▶ _Stored items from a collection_:
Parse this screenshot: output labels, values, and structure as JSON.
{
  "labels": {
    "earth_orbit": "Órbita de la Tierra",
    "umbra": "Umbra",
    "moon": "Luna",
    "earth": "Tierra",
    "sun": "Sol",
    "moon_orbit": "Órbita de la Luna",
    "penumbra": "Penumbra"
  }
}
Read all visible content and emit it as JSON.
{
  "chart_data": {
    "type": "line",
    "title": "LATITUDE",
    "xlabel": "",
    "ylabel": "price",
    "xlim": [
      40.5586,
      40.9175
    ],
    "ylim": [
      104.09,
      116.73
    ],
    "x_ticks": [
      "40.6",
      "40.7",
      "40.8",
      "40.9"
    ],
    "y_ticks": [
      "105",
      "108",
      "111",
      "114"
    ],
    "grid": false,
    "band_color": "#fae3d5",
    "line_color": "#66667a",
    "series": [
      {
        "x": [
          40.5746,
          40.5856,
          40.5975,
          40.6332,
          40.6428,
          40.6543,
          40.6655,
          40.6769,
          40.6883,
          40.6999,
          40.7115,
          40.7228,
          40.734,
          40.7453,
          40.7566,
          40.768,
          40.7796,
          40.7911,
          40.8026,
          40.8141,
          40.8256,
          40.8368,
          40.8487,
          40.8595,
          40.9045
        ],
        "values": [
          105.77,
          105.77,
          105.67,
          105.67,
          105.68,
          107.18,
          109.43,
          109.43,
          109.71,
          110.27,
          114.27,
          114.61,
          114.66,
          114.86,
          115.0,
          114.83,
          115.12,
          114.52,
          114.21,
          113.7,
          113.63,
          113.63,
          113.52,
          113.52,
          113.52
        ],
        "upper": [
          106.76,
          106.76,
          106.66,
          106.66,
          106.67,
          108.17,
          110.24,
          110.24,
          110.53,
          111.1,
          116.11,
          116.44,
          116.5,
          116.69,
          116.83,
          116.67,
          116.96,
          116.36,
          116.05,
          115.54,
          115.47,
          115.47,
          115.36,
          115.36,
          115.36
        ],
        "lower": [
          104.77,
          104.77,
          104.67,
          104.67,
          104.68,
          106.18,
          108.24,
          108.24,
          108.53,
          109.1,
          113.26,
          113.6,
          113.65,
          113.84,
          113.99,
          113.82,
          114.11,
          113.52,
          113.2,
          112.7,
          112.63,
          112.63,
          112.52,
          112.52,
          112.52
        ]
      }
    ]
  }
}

▶ _What you have to do_:
All of the data above should be transcribed exactly.

▶ _Response to the task_:
Parse this screenshot: output labels, values, and structure as JSON.
{
  "labels": {
    "earth_orbit": "Órbita de la Tierra",
    "umbra": "Umbra",
    "moon": "Luna",
    "earth": "Tierra",
    "sun": "Sol",
    "moon_orbit": "Órbita de la Luna",
    "penumbra": "Penumbra"
  }
}
Read all visible content and emit it as JSON.
{
  "chart_data": {
    "type": "line",
    "title": "LATITUDE",
    "xlabel": "",
    "ylabel": "price",
    "xlim": [
      40.5586,
      40.9175
    ],
    "ylim": [
      104.09,
      116.73
    ],
    "x_ticks": [
      "40.6",
      "40.7",
      "40.8",
      "40.9"
    ],
    "y_ticks": [
      "105",
      "108",
      "111",
      "114"
    ],
    "grid": false,
    "band_color": "#fae3d5",
    "line_color": "#66667a",
    "series": [
      {
        "x": [
          40.5746,
          40.5856,
          40.5975,
          40.6332,
          40.6428,
          40.6543,
          40.6655,
          40.6769,
          40.6883,
          40.6999,
          40.7115,
          40.7228,
          40.734,
          40.7453,
          40.7566,
          40.768,
          40.7796,
          40.7911,
          40.8026,
          40.8141,
          40.8256,
          40.8368,
          40.8487,
          40.8595,
          40.9045
        ],
        "values": [
          105.77,
          105.77,
          105.67,
          105.67,
          105.68,
          107.18,
          109.43,
          109.43,
          109.71,
          110.27,
          114.27,
          114.61,
          114.66,
          114.86,
          115.0,
          114.83,
          115.12,
          114.52,
          114.21,
          113.7,
          113.63,
          113.63,
          113.52,
          113.52,
          113.52
        ],
        "upper": [
          106.76,
          106.76,
          106.66,
          106.66,
          106.67,
          108.17,
          110.24,
          110.24,
          110.53,
          111.1,
          116.11,
          116.44,
          116.5,
          116.69,
          116.83,
          116.67,
          116.96,
          116.36,
          116.05,
          115.54,
          115.47,
          115.47,
          115.36,
          115.36,
          115.36
        ],
        "lower": [
          104.77,
          104.77,
          104.67,
          104.67,
          104.68,
          106.18,
          108.24,
          108.24,
          108.53,
          109.1,
          113.26,
          113.6,
          113.65,
          113.84,
          113.99,
          113.82,
          114.11,
          113.52,
          113.2,
          112.7,
          112.63,
          112.63,
          112.52,
          112.52,
          112.52
        ]
      }
    ]
  }
}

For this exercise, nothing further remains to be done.